**Given exercise:** Go through the data below line by line and count those containing the word "copy". Reply with the count only.

**Stored records:**
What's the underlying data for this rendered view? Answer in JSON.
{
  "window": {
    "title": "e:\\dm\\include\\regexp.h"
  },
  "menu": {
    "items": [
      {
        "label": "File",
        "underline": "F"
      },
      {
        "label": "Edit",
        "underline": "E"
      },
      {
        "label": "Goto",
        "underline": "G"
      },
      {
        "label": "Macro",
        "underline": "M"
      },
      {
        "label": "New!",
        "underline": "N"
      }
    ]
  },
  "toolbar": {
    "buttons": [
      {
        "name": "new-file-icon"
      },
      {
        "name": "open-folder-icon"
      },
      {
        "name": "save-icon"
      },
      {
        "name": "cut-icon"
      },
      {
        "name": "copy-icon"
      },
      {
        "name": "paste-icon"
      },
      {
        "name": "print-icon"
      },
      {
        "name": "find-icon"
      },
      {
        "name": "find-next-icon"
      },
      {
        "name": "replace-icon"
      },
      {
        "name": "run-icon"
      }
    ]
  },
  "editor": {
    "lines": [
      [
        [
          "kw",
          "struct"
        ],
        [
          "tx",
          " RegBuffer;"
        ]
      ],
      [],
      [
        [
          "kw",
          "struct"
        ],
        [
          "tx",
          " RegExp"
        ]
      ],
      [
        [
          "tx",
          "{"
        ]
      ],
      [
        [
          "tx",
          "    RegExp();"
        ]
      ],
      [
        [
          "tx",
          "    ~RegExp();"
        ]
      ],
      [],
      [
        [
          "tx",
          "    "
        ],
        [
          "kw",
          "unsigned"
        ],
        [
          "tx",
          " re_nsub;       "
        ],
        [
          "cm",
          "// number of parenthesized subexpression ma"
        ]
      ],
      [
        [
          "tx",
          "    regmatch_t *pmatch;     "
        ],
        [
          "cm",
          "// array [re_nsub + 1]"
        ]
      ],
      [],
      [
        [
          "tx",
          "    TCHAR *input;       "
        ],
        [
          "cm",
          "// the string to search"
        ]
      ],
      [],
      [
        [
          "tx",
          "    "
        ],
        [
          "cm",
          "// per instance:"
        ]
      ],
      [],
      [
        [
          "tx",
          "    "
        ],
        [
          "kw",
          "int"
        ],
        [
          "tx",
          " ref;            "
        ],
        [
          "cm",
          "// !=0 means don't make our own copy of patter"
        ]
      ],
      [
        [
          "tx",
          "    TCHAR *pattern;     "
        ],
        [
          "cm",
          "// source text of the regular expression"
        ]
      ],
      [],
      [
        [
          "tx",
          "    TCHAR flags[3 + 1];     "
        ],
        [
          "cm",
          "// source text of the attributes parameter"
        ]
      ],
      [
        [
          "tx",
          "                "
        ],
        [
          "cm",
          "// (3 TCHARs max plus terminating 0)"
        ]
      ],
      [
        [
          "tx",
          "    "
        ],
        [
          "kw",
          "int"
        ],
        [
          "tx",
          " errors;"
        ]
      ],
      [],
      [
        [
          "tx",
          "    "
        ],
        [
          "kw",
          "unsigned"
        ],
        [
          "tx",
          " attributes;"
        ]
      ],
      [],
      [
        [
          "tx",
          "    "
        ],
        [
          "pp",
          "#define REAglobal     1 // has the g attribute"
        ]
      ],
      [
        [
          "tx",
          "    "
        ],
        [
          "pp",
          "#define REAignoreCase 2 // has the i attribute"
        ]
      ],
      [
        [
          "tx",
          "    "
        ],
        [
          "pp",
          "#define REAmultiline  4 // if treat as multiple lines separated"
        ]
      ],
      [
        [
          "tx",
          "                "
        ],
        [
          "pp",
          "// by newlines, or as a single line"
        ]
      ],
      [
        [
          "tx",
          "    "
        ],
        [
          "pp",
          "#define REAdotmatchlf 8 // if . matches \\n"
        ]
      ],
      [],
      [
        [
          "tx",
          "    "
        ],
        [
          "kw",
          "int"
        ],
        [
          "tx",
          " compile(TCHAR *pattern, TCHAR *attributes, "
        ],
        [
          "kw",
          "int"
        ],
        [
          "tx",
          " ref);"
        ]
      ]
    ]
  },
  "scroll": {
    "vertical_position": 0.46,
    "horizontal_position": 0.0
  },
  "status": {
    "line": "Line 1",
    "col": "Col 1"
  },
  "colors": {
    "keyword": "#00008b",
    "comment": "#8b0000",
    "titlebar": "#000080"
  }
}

**Result below:** 2